### DATASET
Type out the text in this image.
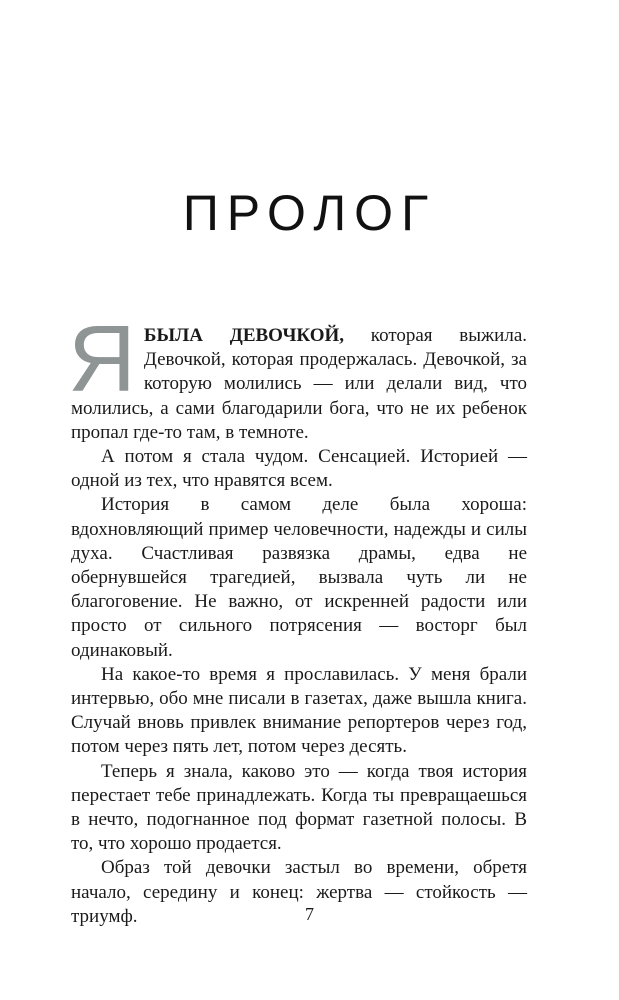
ПРОЛОГ

ЯБЫЛА ДЕВОЧКОЙ, которая выжила. Девочкой, которая продержалась. Девочкой, за которую молились — или делали вид, что молились, а сами благодарили бога, что не их ребенок пропал где-то там, в темноте.

А потом я стала чудом. Сенсацией. Историей — одной из тех, что нравятся всем.

История в самом деле была хороша: вдохновляющий пример человечности, надежды и силы духа. Счастливая развязка драмы, едва не обернувшейся трагедией, вызвала чуть ли не благоговение. Не важно, от искренней радости или просто от сильного потрясения — восторг был одинаковый.

На какое-то время я прославилась. У меня брали интервью, обо мне писали в газетах, даже вышла книга. Случай вновь привлек внимание репортеров через год, потом через пять лет, потом через десять.

Теперь я знала, каково это — когда твоя история перестает тебе принадлежать. Когда ты превращаешься в нечто, подогнанное под формат газетной полосы. В то, что хорошо продается.

Образ той девочки застыл во времени, обретя начало, середину и конец: жертва — стойкость — триумф.	7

### INSTRUCTION
From the entries above, output every line exactly and omit any image.

### REPLY TO THE EXERCISE
Type out the text in this image.
ПРОЛОГ

ЯБЫЛА ДЕВОЧКОЙ, которая выжила. Девочкой, которая продержалась. Девочкой, за которую молились — или делали вид, что молились, а сами благодарили бога, что не их ребенок пропал где-то там, в темноте.

А потом я стала чудом. Сенсацией. Историей — одной из тех, что нравятся всем.

История в самом деле была хороша: вдохновляющий пример человечности, надежды и силы духа. Счастливая развязка драмы, едва не обернувшейся трагедией, вызвала чуть ли не благоговение. Не важно, от искренней радости или просто от сильного потрясения — восторг был одинаковый.

На какое-то время я прославилась. У меня брали интервью, обо мне писали в газетах, даже вышла книга. Случай вновь привлек внимание репортеров через год, потом через пять лет, потом через десять.

Теперь я знала, каково это — когда твоя история перестает тебе принадлежать. Когда ты превращаешься в нечто, подогнанное под формат газетной полосы. В то, что хорошо продается.

Образ той девочки застыл во времени, обретя начало, середину и конец: жертва — стойкость — триумф.	7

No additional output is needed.